Exercise description
Continue the text on Verizon 5G Home Internet from its last line.

Source text

How fast is 5G home internet with Verizon?

Verizon’s 5G Home Internet can reach speeds of up to 1,000Mbps—if you’re in the right area. You’re more likely to see speeds a bit slower than that, but even at the lower end, it performs well above its price point.

Can Verizon 5G replace cable internet?

Yes, in many areas, Verizon 5G Home Internet can definitely replace your cable service. The speeds are generally on par with most cable services, and with unlimited data, there’s not much holding you back here. The main catch is whether or not you can get those speeds—the absolute fastest 5G speeds still tend to be clustered around larger cities.

Is Verizon 5G home internet faster than Fios?

Recorded information
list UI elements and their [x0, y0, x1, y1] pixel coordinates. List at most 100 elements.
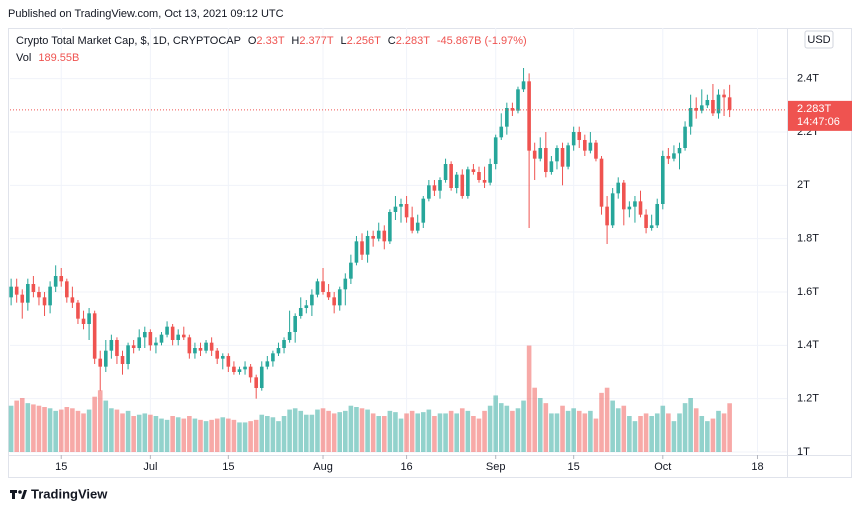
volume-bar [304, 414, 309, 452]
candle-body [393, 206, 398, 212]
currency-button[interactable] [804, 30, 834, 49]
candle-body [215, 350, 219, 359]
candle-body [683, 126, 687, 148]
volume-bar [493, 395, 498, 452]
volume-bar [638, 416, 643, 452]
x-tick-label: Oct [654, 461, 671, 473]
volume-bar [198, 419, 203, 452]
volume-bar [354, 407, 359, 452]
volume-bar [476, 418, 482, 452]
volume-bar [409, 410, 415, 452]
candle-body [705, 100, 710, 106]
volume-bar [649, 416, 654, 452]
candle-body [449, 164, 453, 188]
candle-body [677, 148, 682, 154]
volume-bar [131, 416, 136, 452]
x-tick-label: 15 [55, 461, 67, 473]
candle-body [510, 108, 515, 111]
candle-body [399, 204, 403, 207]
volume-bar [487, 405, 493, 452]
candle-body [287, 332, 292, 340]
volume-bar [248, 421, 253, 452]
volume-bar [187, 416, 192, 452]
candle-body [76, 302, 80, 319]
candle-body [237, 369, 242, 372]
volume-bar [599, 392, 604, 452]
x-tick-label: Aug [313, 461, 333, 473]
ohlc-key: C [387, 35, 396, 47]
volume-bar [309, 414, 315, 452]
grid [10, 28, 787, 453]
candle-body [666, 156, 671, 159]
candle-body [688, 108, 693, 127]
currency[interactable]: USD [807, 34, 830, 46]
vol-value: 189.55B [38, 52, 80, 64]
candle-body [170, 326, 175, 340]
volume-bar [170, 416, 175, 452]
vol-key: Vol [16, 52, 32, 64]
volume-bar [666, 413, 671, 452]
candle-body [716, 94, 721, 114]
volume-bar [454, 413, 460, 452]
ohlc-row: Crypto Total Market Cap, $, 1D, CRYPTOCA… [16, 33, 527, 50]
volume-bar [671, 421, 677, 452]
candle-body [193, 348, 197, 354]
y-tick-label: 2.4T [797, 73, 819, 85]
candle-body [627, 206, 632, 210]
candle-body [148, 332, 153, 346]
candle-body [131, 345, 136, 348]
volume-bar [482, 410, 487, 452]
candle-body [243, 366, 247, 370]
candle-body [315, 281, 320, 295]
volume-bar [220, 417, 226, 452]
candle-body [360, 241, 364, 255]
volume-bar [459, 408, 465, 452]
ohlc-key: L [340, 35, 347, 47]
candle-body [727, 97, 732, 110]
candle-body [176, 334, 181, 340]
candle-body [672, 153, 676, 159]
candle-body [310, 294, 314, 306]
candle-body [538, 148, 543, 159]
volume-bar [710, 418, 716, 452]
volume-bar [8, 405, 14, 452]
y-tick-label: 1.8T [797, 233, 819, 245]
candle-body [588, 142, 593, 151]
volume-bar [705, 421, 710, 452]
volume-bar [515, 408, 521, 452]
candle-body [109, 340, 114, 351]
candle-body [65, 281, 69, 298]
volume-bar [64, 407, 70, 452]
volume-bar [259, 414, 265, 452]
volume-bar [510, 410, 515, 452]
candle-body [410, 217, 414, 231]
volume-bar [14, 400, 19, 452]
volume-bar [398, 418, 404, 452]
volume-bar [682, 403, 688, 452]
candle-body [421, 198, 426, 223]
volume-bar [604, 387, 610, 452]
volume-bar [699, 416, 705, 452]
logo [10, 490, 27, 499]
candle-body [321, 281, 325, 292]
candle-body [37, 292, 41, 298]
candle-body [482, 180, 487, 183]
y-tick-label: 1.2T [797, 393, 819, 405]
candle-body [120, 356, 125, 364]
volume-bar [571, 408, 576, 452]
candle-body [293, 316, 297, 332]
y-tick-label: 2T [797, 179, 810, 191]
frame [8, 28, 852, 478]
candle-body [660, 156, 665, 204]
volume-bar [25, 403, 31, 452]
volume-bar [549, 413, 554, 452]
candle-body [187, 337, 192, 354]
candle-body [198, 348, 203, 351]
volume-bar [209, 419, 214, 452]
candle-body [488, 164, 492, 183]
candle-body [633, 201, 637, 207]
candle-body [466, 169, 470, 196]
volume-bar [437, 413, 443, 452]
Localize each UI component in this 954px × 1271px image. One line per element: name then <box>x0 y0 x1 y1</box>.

* * *

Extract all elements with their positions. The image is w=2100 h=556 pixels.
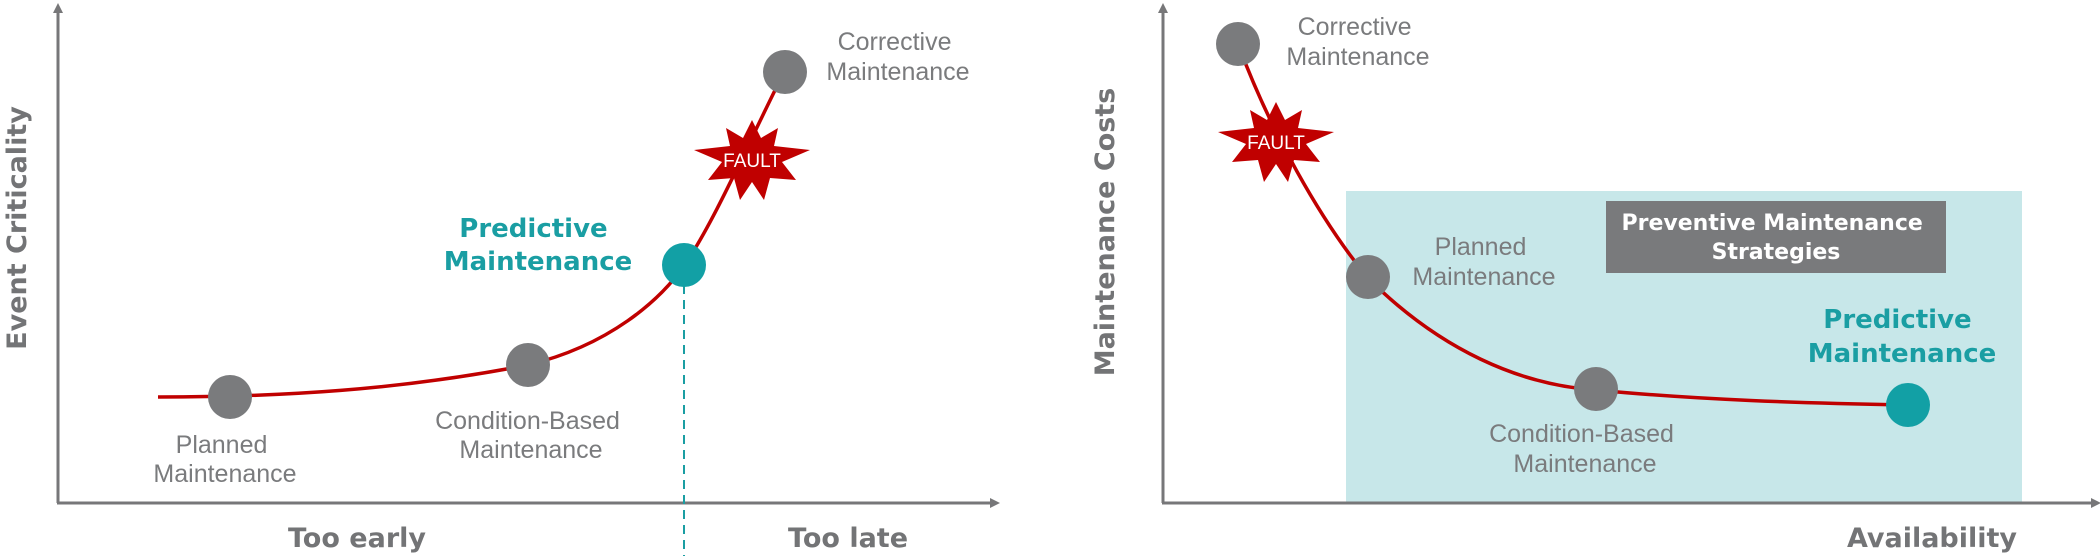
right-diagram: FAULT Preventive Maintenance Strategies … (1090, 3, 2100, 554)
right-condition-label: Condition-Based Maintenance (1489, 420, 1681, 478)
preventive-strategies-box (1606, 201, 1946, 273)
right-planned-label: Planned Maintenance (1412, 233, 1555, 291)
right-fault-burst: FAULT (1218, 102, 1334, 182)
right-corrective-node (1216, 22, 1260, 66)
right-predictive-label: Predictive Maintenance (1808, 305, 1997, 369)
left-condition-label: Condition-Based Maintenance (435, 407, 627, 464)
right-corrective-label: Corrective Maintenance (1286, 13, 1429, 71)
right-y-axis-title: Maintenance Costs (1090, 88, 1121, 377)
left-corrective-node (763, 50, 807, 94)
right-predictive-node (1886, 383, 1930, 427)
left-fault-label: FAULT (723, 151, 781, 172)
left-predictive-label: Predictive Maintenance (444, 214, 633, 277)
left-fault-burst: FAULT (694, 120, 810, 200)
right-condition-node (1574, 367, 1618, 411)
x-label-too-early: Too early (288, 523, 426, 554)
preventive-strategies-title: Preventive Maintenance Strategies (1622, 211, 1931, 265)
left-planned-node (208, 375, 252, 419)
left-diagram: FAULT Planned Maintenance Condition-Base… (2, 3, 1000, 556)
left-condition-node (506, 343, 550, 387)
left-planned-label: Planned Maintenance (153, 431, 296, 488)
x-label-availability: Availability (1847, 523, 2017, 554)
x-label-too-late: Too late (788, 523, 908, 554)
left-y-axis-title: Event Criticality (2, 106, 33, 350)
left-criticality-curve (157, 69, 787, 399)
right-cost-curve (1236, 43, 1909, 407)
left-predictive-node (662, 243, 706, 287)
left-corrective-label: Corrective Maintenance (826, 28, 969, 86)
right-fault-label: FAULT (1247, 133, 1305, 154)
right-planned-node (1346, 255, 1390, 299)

--

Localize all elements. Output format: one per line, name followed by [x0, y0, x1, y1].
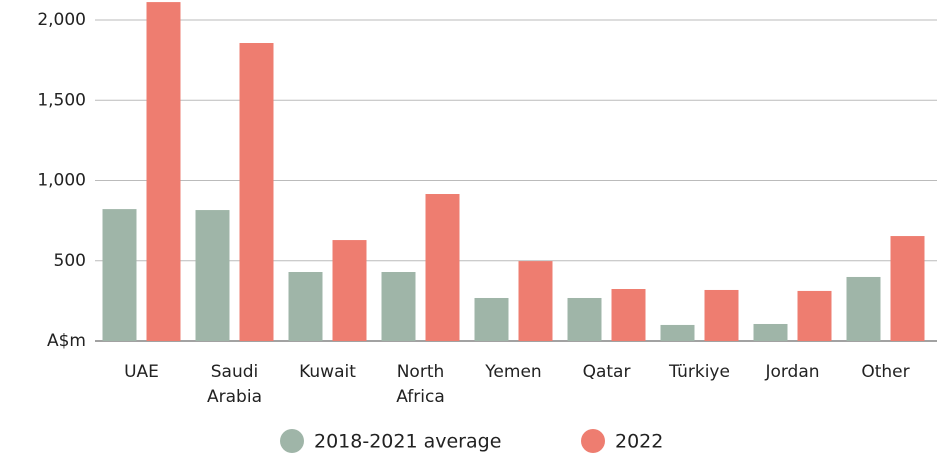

Output for this task
No, 5G home internet isn’t quite as fast as Fios or other fiber services. The download speeds can be comparable, at roughly 1,000 Mbps. However, Fios offers symmetrical speeds—uploads as fast as downloads. This helps a lot with performance when video calling or sharing large files, and 5G doesn’t have the bandwidth for it.

Does Verizon 5G Home Internet work for streaming?

Yes, Verizon 5G Home Internet works great for streaming. There’s plenty of speed here for even several simultaneous HD or 4K streams without buffering. Netflix, for example, suggests at least 5Mbps for HD and 15Mbps for 4K—well under the minimum you’re likely to get with Verizon.